Dataset items:
______
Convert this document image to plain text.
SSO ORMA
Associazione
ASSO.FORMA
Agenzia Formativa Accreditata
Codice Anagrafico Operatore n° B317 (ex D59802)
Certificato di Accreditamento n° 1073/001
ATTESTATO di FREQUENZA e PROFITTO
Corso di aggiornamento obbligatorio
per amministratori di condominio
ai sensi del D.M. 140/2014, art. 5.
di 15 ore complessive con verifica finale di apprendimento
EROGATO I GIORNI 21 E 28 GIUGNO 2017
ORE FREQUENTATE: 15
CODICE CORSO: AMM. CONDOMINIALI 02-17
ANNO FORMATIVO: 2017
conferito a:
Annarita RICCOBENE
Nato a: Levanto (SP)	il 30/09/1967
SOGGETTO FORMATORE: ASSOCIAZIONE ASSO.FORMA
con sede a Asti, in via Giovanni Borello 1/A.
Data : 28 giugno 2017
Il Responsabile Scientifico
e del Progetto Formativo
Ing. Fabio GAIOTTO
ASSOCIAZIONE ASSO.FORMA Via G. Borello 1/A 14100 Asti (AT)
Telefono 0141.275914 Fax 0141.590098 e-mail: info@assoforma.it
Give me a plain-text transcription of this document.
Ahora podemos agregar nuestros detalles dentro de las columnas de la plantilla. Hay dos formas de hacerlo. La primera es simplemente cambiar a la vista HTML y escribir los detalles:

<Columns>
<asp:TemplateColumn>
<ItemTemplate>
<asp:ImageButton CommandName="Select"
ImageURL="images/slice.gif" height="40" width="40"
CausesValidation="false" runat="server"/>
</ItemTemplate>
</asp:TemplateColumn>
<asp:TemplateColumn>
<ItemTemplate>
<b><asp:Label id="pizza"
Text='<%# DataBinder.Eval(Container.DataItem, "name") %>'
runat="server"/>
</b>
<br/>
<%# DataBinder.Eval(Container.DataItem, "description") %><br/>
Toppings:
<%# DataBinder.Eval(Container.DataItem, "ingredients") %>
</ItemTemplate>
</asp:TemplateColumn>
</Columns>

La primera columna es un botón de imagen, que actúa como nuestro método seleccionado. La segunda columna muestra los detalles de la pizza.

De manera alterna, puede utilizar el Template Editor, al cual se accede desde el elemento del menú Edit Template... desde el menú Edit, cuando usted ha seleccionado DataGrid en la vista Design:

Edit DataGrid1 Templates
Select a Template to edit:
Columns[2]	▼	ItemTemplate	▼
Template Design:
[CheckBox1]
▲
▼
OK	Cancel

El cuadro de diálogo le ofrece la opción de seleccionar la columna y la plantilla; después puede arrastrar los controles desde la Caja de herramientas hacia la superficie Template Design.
______
§ Work to do
Retype all of the material, keeping each line exact.

§ Solved problem
Convert this document image to plain text.
SSO ORMA
Associazione
ASSO.FORMA
Agenzia Formativa Accreditata
Codice Anagrafico Operatore n° B317 (ex D59802)
Certificato di Accreditamento n° 1073/001
ATTESTATO di FREQUENZA e PROFITTO
Corso di aggiornamento obbligatorio
per amministratori di condominio
ai sensi del D.M. 140/2014, art. 5.
di 15 ore complessive con verifica finale di apprendimento
EROGATO I GIORNI 21 E 28 GIUGNO 2017
ORE FREQUENTATE: 15
CODICE CORSO: AMM. CONDOMINIALI 02-17
ANNO FORMATIVO: 2017
conferito a:
Annarita RICCOBENE
Nato a: Levanto (SP)	il 30/09/1967
SOGGETTO FORMATORE: ASSOCIAZIONE ASSO.FORMA
con sede a Asti, in via Giovanni Borello 1/A.
Data : 28 giugno 2017
Il Responsabile Scientifico
e del Progetto Formativo
Ing. Fabio GAIOTTO
ASSOCIAZIONE ASSO.FORMA Via G. Borello 1/A 14100 Asti (AT)
Telefono 0141.275914 Fax 0141.590098 e-mail: info@assoforma.it
Give me a plain-text transcription of this document.
Ahora podemos agregar nuestros detalles dentro de las columnas de la plantilla. Hay dos formas de hacerlo. La primera es simplemente cambiar a la vista HTML y escribir los detalles:

<Columns>
<asp:TemplateColumn>
<ItemTemplate>
<asp:ImageButton CommandName="Select"
ImageURL="images/slice.gif" height="40" width="40"
CausesValidation="false" runat="server"/>
</ItemTemplate>
</asp:TemplateColumn>
<asp:TemplateColumn>
<ItemTemplate>
<b><asp:Label id="pizza"
Text='<%# DataBinder.Eval(Container.DataItem, "name") %>'
runat="server"/>
</b>
<br/>
<%# DataBinder.Eval(Container.DataItem, "description") %><br/>
Toppings:
<%# DataBinder.Eval(Container.DataItem, "ingredients") %>
</ItemTemplate>
</asp:TemplateColumn>
</Columns>

La primera columna es un botón de imagen, que actúa como nuestro método seleccionado. La segunda columna muestra los detalles de la pizza.

De manera alterna, puede utilizar el Template Editor, al cual se accede desde el elemento del menú Edit Template... desde el menú Edit, cuando usted ha seleccionado DataGrid en la vista Design:

Edit DataGrid1 Templates
Select a Template to edit:
Columns[2]	▼	ItemTemplate	▼
Template Design:
[CheckBox1]
▲
▼
OK	Cancel

El cuadro de diálogo le ofrece la opción de seleccionar la columna y la plantilla; después puede arrastrar los controles desde la Caja de herramientas hacia la superficie Template Design.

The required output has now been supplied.